Stated exercise: Search the data for the word "background" and copy every line that contains it.

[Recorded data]
____________________

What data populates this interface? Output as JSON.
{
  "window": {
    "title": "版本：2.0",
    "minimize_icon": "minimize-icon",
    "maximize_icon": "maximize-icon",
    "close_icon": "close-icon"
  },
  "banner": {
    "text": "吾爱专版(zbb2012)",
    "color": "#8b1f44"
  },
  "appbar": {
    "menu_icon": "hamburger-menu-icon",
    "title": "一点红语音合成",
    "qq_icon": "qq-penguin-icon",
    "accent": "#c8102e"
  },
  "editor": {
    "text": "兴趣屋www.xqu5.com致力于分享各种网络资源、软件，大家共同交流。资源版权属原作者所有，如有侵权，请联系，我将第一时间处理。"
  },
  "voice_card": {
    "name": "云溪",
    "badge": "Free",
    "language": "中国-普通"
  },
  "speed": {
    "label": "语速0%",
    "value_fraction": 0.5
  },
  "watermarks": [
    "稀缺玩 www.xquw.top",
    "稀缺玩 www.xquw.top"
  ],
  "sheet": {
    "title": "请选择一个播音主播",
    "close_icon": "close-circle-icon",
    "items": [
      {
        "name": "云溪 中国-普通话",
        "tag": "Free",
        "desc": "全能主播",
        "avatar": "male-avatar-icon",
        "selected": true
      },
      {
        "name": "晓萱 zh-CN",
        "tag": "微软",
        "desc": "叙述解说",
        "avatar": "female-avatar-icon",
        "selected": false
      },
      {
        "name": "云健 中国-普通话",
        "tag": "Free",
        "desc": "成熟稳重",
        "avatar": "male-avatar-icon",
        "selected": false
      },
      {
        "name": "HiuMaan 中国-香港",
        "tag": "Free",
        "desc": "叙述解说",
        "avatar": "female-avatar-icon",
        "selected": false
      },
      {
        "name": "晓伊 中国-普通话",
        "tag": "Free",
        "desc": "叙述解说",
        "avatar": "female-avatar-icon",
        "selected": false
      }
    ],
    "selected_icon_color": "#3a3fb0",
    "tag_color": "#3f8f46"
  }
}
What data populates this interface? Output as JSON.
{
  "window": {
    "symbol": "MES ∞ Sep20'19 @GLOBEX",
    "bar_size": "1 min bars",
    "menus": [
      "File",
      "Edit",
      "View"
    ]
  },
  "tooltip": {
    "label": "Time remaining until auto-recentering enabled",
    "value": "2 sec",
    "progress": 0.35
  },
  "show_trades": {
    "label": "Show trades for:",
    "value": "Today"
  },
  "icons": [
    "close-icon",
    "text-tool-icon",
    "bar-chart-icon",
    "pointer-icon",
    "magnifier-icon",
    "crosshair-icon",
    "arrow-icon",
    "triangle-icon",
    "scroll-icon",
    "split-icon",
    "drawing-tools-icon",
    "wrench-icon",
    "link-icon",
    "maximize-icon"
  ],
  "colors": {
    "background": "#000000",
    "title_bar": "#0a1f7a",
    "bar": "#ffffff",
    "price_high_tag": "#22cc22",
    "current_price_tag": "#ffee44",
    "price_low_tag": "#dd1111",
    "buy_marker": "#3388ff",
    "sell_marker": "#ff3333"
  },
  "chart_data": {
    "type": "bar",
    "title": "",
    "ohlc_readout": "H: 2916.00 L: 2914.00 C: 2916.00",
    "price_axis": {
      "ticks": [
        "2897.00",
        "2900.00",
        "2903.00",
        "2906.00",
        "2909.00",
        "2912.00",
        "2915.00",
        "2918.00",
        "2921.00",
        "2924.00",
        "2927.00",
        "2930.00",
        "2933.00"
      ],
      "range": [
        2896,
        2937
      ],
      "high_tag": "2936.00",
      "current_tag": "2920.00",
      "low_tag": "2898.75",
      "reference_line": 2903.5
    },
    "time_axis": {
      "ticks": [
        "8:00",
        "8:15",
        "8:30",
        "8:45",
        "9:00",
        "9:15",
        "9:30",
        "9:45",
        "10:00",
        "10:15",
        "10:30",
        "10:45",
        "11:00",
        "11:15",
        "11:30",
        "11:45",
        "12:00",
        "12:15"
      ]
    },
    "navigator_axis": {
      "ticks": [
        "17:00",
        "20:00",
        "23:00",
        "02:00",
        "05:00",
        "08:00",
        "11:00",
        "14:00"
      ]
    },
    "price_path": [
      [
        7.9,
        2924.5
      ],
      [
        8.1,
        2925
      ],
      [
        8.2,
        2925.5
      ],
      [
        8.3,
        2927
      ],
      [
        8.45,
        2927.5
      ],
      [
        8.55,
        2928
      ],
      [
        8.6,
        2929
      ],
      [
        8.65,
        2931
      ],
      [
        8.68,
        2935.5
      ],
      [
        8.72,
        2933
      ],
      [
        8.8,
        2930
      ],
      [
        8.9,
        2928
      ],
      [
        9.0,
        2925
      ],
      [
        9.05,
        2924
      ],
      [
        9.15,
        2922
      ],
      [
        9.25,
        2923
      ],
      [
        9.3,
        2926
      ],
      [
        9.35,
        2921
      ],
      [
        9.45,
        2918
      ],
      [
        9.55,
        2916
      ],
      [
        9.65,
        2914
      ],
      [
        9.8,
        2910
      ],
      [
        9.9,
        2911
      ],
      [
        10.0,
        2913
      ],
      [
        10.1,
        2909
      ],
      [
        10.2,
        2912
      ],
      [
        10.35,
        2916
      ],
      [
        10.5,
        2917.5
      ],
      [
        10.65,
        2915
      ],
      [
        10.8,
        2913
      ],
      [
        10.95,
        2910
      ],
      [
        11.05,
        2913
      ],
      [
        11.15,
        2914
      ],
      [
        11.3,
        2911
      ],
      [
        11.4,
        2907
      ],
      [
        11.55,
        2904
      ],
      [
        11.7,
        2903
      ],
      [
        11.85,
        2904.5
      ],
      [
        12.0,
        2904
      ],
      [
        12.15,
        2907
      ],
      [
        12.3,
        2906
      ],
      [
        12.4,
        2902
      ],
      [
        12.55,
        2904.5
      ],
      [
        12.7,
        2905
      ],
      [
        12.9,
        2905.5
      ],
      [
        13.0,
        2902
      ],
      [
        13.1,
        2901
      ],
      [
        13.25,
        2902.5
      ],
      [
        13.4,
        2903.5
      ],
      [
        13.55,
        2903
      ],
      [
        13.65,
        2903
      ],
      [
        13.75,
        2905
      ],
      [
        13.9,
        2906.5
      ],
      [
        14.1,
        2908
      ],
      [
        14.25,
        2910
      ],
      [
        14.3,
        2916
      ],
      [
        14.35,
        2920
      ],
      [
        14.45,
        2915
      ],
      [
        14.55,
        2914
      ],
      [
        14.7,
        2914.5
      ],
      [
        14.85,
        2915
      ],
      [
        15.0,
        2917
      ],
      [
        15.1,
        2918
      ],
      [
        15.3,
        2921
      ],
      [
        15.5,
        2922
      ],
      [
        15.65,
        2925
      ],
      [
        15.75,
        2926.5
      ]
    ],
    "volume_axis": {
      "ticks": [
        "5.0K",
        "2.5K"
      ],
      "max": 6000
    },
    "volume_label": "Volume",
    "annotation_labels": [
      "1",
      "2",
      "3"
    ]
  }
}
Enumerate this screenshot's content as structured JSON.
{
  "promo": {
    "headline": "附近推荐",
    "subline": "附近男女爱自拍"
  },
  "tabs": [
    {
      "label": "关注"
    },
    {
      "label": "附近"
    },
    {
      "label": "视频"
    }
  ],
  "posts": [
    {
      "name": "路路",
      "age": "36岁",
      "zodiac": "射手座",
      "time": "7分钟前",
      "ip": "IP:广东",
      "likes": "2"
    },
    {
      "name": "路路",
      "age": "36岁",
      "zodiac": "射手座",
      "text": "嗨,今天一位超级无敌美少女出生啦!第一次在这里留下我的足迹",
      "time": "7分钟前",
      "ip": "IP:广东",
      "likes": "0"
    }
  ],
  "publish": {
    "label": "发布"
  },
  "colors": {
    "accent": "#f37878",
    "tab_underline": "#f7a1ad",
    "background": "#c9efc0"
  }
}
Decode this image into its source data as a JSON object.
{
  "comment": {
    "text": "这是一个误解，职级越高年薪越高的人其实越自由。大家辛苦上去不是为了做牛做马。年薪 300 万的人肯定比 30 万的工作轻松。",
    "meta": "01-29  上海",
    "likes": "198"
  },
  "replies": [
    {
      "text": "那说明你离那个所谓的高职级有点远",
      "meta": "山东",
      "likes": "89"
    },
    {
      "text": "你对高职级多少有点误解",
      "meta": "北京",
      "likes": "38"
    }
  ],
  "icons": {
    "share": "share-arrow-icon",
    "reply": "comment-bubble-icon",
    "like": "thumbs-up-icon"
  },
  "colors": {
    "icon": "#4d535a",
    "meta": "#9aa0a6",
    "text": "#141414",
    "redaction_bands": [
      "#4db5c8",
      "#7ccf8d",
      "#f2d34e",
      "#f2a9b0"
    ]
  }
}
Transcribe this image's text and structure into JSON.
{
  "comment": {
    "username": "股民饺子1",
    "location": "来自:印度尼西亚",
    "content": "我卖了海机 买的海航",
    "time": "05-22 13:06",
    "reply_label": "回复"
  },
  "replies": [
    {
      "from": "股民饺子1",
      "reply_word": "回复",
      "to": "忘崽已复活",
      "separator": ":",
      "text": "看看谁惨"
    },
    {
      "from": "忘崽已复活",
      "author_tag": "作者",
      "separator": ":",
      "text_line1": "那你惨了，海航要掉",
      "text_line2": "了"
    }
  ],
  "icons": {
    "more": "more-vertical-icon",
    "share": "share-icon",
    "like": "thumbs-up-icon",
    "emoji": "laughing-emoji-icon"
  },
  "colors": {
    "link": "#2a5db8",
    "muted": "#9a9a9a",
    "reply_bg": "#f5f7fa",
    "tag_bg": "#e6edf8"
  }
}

____________________

Exercise output:
    "background": "#000000",
    "background": "#c9efc0"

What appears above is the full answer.